» Text shown
[R] Non-linear maximization function in R

[peter dalgaard]

On Oct 18, 2011, at 20:12 , aazaff wrote:

> 
> # My understanding of how this is supposed to work is that the final line of
> the HOF function:
> "sum(-dbinom(y,M,fv,log=TRUE))" is supposed to give the negative log-odds of
> that function being a good fit.
> 
>> HOF(p,x=Sample,y=Aequipecten,model=4)
> [1] 63.38763
> 
> # Notice, however, that it returns a positive value, when it is supposed to
> be negative. What does this mean? What am I doing wrong?

Not reading up on the theory. 

a: That looks like a negative log likelihood. "Log odds of being a good fit" makes no sense (to me at least).

b: Likelihoods for discrete data are probabilities, hence the log likelihood is negative and the negative log likelihood is positive.

c: You usually want to maximize the likelihood, hence minimize the negative log likelihood. 

d: Your "gaussian logistic regression" below, isn't. It's a binary logistic regression, basically doing what HOF.start does, but calculating a different set of transformed parameters. 

e: The names on the return value from HOF.start doesn't seem to match the function definition???

> #Furthermore, if I attempt a non-linear maximization on this function, I
> continue to get a positive negative log-odds and what I think are
> unreasonable looking parameter estimates. What does this mean?
> 
>> sol<-nlm(HOF,p,x=Sample,y=Aequipecten,model=4)
>> sol
> $minimum
> [1] 32.72701
> 
> $estimate
> [1] -8.751336 12.687632  8.281556
> 
> $gradient
> [1] -4.640475e-07 -5.290583e-07  5.618925e-08
> 
> $code
> [1] 1
> 
> $iterations
> [1] 16
> 
> 
> # If I compare these results to simply doing a straight gaussian logistic
> regression on the vectors I get quite a different result. I'm very confident
> that this equation is working properly. I would expect the outputs of this
> function to be roughly equivalent to the results from object "p" as seen
> above, but they don't look similar at all. I'm not sure what this means.
> 
> tBLparamsForOneSpecies <- function(theData) {
> 	x <- theData[ ,1]
> 	y <- theData[ ,2]
> 	logitReg <- glm(y ~ x + I(x^2), family=binomial)
> 	b0 <- logitReg$coefficients[1]
> 	b1 <- logitReg$coefficients[2]
> 	b2 <- logitReg$coefficients[3]
> 	opt <- (-b1)/(2*b2)

» Stated task 1
Reproduce the entries below word for word, starting with the first line of the entries and going on through the line with "gap: [302, 75, 337, 121]". Copy only those lines, not the forum thread.

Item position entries
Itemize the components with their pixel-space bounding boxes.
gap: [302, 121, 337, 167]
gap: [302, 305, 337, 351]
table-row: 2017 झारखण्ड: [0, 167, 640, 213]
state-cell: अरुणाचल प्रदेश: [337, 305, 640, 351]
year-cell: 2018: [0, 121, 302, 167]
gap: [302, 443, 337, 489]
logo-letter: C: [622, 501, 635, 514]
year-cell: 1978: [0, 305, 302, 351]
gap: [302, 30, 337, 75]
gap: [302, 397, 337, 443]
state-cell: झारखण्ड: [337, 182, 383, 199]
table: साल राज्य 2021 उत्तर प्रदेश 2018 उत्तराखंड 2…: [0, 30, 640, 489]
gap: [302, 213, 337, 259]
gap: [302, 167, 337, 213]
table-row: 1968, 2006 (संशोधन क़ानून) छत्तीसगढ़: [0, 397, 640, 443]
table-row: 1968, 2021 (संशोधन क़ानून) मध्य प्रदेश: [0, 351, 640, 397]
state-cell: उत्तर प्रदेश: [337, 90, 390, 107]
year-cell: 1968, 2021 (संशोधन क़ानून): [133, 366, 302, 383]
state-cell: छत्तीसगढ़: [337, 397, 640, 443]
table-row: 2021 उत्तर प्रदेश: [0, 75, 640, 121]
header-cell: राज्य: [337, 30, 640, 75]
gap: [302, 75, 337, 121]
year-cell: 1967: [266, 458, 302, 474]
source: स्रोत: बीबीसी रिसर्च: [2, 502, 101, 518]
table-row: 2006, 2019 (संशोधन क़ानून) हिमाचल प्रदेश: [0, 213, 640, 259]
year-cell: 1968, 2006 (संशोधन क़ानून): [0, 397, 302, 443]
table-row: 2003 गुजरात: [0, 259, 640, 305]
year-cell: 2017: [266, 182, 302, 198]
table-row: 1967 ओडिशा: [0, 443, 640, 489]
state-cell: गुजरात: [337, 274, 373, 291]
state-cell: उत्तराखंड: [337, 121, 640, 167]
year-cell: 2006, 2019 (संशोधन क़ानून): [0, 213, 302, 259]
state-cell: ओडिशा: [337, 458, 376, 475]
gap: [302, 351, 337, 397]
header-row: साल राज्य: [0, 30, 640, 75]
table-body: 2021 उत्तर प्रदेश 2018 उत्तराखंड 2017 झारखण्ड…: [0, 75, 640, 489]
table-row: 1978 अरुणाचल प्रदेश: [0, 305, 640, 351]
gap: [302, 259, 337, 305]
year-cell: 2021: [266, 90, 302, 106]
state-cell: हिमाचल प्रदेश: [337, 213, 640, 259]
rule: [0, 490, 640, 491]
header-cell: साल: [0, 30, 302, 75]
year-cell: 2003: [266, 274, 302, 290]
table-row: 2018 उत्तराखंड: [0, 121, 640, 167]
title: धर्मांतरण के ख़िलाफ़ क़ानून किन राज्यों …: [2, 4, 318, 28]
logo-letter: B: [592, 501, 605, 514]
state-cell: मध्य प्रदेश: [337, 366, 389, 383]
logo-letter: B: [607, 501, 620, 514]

» Stated task 2
Write out the part of the forum thread starting with "a: That looks" and going on through "the negative log likelihood.", word for word.

» Full response 1
Itemize the components with their pixel-space bounding boxes.
gap: [302, 121, 337, 167]
gap: [302, 305, 337, 351]
table-row: 2017 झारखण्ड: [0, 167, 640, 213]
state-cell: अरुणाचल प्रदेश: [337, 305, 640, 351]
year-cell: 2018: [0, 121, 302, 167]
gap: [302, 443, 337, 489]
logo-letter: C: [622, 501, 635, 514]
year-cell: 1978: [0, 305, 302, 351]
gap: [302, 30, 337, 75]
gap: [302, 397, 337, 443]
state-cell: झारखण्ड: [337, 182, 383, 199]
table: साल राज्य 2021 उत्तर प्रदेश 2018 उत्तराखंड 2…: [0, 30, 640, 489]
gap: [302, 213, 337, 259]
gap: [302, 167, 337, 213]
table-row: 1968, 2006 (संशोधन क़ानून) छत्तीसगढ़: [0, 397, 640, 443]
table-row: 1968, 2021 (संशोधन क़ानून) मध्य प्रदेश: [0, 351, 640, 397]
state-cell: उत्तर प्रदेश: [337, 90, 390, 107]
year-cell: 1968, 2021 (संशोधन क़ानून): [133, 366, 302, 383]
state-cell: छत्तीसगढ़: [337, 397, 640, 443]
table-row: 2021 उत्तर प्रदेश: [0, 75, 640, 121]
header-cell: राज्य: [337, 30, 640, 75]
gap: [302, 75, 337, 121]

» Full response 2
a: That looks like a negative log likelihood. "Log odds of being a good fit" makes no sense (to me at least).

b: Likelihoods for discrete data are probabilities, hence the log likelihood is negative and the negative log likelihood is positive.

c: You usually want to maximize the likelihood, hence minimize the negative log likelihood.